Data items:
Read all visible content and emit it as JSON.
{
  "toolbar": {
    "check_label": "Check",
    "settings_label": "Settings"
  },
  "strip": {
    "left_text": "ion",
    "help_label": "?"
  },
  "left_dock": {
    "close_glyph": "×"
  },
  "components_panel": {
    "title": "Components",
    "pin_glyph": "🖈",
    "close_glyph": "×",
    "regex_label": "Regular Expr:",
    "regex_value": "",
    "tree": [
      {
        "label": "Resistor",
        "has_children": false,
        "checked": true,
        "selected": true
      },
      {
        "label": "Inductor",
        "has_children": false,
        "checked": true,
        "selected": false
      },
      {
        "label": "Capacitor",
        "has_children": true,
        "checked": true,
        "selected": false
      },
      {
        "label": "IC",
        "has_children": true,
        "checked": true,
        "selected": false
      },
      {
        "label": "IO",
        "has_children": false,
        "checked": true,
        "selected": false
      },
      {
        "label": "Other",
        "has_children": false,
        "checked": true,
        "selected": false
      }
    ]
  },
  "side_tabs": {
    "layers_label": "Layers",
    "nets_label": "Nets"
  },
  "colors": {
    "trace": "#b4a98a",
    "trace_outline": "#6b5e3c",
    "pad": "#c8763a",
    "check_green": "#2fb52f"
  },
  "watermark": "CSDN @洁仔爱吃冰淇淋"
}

**INSTRUCTION:** Every entry needs to be retyped exactly.

**TASK ANSWER:**
Read all visible content and emit it as JSON.
{
  "toolbar": {
    "check_label": "Check",
    "settings_label": "Settings"
  },
  "strip": {
    "left_text": "ion",
    "help_label": "?"
  },
  "left_dock": {
    "close_glyph": "×"
  },
  "components_panel": {
    "title": "Components",
    "pin_glyph": "🖈",
    "close_glyph": "×",
    "regex_label": "Regular Expr:",
    "regex_value": "",
    "tree": [
      {
        "label": "Resistor",
        "has_children": false,
        "checked": true,
        "selected": true
      },
      {
        "label": "Inductor",
        "has_children": false,
        "checked": true,
        "selected": false
      },
      {
        "label": "Capacitor",
        "has_children": true,
        "checked": true,
        "selected": false
      },
      {
        "label": "IC",
        "has_children": true,
        "checked": true,
        "selected": false
      },
      {
        "label": "IO",
        "has_children": false,
        "checked": true,
        "selected": false
      },
      {
        "label": "Other",
        "has_children": false,
        "checked": true,
        "selected": false
      }
    ]
  },
  "side_tabs": {
    "layers_label": "Layers",
    "nets_label": "Nets"
  },
  "colors": {
    "trace": "#b4a98a",
    "trace_outline": "#6b5e3c",
    "pad": "#c8763a",
    "check_green": "#2fb52f"
  },
  "watermark": "CSDN @洁仔爱吃冰淇淋"
}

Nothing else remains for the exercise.